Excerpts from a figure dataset
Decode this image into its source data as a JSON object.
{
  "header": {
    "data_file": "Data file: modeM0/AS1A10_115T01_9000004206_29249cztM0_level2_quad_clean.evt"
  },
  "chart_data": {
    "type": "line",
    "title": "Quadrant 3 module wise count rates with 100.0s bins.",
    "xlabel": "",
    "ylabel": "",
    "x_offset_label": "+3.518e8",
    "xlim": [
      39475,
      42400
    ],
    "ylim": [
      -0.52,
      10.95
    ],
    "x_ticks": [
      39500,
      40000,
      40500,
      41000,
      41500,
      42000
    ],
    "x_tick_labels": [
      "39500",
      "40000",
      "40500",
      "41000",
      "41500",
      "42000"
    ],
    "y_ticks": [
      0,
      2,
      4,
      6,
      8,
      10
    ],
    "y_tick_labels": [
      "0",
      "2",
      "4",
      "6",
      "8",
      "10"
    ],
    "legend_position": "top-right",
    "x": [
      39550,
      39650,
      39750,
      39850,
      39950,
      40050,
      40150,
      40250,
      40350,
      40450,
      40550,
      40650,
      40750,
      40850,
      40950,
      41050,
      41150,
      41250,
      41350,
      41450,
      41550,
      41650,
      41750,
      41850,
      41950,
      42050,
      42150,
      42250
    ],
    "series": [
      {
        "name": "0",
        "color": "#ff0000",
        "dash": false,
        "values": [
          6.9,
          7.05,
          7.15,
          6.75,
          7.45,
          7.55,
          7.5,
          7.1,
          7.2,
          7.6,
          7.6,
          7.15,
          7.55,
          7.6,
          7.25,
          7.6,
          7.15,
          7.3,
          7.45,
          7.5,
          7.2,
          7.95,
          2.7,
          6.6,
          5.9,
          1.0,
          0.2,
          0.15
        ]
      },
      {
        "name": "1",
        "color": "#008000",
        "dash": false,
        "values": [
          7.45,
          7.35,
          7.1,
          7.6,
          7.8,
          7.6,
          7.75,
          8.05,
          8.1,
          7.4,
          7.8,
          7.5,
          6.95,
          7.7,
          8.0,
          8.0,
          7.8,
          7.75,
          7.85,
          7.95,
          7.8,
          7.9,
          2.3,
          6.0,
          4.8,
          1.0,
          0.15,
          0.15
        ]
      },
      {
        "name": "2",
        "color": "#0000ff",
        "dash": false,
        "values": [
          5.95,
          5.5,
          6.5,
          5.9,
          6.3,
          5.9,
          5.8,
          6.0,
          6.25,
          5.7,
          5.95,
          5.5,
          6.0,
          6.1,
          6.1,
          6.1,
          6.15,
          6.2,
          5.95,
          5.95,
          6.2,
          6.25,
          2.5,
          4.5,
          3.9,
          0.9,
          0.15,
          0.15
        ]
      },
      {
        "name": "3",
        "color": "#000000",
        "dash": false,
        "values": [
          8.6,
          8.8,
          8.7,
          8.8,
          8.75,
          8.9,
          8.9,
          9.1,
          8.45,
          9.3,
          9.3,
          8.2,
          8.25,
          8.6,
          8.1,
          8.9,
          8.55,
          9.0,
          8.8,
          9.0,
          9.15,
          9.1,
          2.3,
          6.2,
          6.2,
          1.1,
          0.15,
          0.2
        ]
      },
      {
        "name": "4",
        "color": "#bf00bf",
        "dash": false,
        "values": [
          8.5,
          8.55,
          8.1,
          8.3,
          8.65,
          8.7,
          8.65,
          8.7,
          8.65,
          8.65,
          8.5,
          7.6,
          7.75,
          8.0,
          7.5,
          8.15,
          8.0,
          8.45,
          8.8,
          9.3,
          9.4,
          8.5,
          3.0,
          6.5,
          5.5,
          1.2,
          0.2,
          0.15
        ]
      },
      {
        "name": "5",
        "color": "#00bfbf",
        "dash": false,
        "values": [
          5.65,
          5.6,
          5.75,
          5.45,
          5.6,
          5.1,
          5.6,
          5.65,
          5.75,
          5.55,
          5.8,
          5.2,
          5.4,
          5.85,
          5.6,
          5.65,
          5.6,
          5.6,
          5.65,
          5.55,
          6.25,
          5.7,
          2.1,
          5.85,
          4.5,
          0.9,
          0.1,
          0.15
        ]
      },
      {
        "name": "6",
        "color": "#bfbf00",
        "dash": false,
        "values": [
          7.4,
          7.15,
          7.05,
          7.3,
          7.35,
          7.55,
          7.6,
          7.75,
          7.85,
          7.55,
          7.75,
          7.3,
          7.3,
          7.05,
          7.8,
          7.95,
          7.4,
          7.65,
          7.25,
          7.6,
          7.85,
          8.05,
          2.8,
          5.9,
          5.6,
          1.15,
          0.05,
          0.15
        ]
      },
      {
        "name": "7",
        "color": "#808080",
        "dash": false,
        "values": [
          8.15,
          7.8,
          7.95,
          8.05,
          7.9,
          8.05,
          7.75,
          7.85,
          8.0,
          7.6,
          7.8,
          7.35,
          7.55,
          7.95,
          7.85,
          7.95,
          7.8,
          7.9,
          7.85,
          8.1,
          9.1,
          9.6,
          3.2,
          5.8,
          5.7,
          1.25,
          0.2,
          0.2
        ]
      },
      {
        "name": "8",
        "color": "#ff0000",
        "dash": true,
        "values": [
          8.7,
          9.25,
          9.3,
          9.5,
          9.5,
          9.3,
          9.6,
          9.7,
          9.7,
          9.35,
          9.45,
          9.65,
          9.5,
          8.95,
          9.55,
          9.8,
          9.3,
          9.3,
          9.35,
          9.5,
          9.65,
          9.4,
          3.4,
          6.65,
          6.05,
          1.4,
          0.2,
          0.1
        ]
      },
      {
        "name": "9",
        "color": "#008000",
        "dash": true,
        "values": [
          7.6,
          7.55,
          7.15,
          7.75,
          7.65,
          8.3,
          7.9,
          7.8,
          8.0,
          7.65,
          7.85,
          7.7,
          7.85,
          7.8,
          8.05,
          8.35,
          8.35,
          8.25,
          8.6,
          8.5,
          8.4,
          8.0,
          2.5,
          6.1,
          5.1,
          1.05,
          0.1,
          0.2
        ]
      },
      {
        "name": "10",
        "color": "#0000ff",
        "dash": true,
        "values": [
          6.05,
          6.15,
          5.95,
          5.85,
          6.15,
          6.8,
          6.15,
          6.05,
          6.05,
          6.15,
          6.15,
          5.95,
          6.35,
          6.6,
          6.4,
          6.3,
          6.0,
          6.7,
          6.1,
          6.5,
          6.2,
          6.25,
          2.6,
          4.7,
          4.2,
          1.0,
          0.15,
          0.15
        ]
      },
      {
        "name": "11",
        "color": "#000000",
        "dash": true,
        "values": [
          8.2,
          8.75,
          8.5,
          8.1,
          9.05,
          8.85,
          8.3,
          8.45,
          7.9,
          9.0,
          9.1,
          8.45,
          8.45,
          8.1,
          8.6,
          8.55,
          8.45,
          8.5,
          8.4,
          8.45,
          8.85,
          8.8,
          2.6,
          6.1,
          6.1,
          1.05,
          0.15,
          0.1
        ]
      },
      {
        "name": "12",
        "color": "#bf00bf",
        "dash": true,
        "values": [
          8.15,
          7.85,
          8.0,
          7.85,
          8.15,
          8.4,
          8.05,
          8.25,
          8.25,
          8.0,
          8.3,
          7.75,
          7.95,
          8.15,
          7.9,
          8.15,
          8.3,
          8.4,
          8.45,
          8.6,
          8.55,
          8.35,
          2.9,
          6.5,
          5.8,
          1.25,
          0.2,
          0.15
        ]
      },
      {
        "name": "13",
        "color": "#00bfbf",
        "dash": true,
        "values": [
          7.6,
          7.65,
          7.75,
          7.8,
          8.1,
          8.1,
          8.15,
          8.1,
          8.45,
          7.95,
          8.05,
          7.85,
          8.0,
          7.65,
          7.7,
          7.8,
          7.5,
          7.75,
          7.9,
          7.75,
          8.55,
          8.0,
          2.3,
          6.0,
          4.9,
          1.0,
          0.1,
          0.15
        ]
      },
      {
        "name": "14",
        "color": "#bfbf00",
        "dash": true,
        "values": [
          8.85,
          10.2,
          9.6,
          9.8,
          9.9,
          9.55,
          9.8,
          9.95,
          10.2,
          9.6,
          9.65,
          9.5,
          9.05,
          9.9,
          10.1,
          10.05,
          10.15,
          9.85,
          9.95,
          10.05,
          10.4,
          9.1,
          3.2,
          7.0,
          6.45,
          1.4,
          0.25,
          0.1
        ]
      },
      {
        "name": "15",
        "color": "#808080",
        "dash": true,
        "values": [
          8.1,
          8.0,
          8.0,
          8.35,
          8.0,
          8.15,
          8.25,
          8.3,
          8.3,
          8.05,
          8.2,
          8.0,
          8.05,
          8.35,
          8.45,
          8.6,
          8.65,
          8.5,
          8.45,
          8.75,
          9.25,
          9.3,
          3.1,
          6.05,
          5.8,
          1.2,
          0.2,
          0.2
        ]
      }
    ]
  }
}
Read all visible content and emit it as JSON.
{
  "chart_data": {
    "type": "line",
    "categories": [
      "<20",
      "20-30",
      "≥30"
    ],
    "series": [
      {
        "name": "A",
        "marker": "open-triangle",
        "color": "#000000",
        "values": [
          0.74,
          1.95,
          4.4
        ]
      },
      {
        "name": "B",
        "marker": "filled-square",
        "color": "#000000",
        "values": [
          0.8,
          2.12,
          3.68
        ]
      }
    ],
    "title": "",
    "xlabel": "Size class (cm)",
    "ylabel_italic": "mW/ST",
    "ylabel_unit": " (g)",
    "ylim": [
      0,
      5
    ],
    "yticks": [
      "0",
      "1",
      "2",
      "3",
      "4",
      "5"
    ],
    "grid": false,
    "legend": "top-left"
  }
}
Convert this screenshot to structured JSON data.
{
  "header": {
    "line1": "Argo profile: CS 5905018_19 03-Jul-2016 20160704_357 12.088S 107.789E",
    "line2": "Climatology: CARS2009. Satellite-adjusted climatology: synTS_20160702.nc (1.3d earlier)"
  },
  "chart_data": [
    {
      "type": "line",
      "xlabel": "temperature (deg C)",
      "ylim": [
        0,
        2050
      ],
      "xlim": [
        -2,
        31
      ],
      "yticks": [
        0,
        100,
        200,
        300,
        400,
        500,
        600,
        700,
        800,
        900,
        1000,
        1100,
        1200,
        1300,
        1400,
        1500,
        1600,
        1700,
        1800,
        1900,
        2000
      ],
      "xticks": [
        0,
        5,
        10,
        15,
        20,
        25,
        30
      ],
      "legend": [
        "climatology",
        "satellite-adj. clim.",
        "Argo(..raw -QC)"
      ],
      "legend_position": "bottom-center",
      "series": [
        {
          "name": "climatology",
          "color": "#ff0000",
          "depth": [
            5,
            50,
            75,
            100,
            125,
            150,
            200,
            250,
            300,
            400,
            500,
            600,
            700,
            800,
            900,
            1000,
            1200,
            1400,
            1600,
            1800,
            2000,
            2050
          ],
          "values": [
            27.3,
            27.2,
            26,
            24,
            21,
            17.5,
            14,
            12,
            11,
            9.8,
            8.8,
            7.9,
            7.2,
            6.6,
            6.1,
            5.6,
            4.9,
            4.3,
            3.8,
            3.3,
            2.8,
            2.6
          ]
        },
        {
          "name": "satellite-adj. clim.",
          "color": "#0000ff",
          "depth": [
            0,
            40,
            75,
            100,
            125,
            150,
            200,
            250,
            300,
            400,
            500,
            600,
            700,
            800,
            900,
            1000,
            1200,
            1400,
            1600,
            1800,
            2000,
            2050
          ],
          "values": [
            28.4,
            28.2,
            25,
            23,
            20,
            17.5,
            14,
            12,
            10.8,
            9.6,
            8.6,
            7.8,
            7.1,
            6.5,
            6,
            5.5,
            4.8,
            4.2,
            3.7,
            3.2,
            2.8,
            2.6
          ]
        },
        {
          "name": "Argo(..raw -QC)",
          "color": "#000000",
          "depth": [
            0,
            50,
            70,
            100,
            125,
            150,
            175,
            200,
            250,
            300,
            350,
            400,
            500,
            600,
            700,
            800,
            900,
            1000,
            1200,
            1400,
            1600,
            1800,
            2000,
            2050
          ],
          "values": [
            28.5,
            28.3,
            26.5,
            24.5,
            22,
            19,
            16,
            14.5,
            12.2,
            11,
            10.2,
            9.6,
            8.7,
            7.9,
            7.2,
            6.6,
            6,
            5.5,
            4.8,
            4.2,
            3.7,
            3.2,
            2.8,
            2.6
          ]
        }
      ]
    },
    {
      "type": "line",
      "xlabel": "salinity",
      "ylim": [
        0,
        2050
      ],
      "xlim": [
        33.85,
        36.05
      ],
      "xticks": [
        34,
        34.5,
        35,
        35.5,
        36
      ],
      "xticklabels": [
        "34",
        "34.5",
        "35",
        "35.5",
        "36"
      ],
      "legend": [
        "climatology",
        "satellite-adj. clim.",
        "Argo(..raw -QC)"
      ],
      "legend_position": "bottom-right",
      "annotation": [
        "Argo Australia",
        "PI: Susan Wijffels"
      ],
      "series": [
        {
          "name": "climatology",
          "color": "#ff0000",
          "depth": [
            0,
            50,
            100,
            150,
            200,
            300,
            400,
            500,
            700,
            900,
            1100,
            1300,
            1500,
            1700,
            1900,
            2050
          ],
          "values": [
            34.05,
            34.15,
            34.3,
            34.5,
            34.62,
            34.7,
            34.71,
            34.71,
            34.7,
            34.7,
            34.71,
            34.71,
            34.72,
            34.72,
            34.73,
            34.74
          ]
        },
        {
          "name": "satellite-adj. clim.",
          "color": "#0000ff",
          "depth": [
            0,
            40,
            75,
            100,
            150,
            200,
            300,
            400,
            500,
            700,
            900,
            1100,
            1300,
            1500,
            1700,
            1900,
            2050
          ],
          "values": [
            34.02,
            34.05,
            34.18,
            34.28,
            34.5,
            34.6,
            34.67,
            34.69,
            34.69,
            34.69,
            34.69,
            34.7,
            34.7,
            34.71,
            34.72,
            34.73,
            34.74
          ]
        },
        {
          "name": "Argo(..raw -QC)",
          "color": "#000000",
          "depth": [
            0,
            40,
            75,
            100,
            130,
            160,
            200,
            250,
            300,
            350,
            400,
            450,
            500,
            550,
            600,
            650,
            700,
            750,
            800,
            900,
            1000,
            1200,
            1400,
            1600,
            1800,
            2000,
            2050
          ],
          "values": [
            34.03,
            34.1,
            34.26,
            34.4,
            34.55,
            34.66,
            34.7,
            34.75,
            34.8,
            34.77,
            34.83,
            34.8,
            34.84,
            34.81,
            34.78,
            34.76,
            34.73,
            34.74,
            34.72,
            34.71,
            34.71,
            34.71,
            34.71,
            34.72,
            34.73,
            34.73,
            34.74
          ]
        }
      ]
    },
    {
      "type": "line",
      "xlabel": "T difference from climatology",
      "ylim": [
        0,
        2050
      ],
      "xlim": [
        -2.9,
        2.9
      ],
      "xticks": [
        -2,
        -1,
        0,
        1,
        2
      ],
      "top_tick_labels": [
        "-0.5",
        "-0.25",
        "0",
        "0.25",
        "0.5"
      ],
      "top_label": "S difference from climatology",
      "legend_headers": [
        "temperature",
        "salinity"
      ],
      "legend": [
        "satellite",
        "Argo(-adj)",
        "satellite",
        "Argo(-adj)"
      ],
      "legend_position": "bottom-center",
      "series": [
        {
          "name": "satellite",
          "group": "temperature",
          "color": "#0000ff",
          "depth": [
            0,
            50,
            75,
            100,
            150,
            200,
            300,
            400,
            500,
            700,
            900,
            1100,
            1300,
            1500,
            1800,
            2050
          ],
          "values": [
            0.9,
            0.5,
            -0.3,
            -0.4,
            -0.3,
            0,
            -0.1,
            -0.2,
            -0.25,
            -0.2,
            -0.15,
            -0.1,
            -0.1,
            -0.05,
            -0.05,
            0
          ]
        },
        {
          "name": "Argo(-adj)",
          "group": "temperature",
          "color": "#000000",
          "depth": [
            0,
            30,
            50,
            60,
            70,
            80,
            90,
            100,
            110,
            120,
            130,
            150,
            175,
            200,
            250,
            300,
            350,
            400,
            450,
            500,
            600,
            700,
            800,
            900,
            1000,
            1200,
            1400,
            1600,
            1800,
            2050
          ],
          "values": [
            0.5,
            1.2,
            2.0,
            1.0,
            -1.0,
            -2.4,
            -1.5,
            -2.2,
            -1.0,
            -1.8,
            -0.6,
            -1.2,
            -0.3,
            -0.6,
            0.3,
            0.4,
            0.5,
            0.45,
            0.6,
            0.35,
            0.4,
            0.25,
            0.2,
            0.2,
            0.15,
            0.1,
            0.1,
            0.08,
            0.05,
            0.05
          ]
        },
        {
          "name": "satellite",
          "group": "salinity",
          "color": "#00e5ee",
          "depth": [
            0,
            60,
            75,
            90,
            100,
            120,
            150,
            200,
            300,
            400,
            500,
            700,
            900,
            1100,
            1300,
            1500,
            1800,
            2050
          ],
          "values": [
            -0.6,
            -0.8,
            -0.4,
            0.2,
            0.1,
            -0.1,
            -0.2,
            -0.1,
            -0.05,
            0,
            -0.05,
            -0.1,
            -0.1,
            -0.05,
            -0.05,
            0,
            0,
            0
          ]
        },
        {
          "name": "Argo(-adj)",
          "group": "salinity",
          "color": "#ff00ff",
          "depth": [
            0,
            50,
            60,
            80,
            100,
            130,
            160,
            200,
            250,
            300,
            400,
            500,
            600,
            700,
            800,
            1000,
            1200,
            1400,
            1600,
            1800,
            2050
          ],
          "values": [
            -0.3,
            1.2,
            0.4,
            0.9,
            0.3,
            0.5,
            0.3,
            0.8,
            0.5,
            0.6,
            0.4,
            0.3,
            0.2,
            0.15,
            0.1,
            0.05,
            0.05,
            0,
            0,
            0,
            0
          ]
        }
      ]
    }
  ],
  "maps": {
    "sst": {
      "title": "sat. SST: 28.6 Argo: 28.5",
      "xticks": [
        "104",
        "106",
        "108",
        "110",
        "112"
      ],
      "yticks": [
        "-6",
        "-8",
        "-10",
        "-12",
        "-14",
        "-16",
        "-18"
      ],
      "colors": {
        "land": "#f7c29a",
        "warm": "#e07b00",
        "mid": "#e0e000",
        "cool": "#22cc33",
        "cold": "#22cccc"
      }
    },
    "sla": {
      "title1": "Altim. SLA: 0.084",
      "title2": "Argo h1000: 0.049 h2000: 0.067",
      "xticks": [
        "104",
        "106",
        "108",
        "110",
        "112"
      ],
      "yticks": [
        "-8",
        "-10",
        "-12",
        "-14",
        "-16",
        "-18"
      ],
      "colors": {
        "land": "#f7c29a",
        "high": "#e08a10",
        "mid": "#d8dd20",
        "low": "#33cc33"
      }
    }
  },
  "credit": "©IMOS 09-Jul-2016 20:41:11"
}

- **CHALLENGE**
Give only the number of lines in the material above that include the word "Argo".

- **REPLY**
12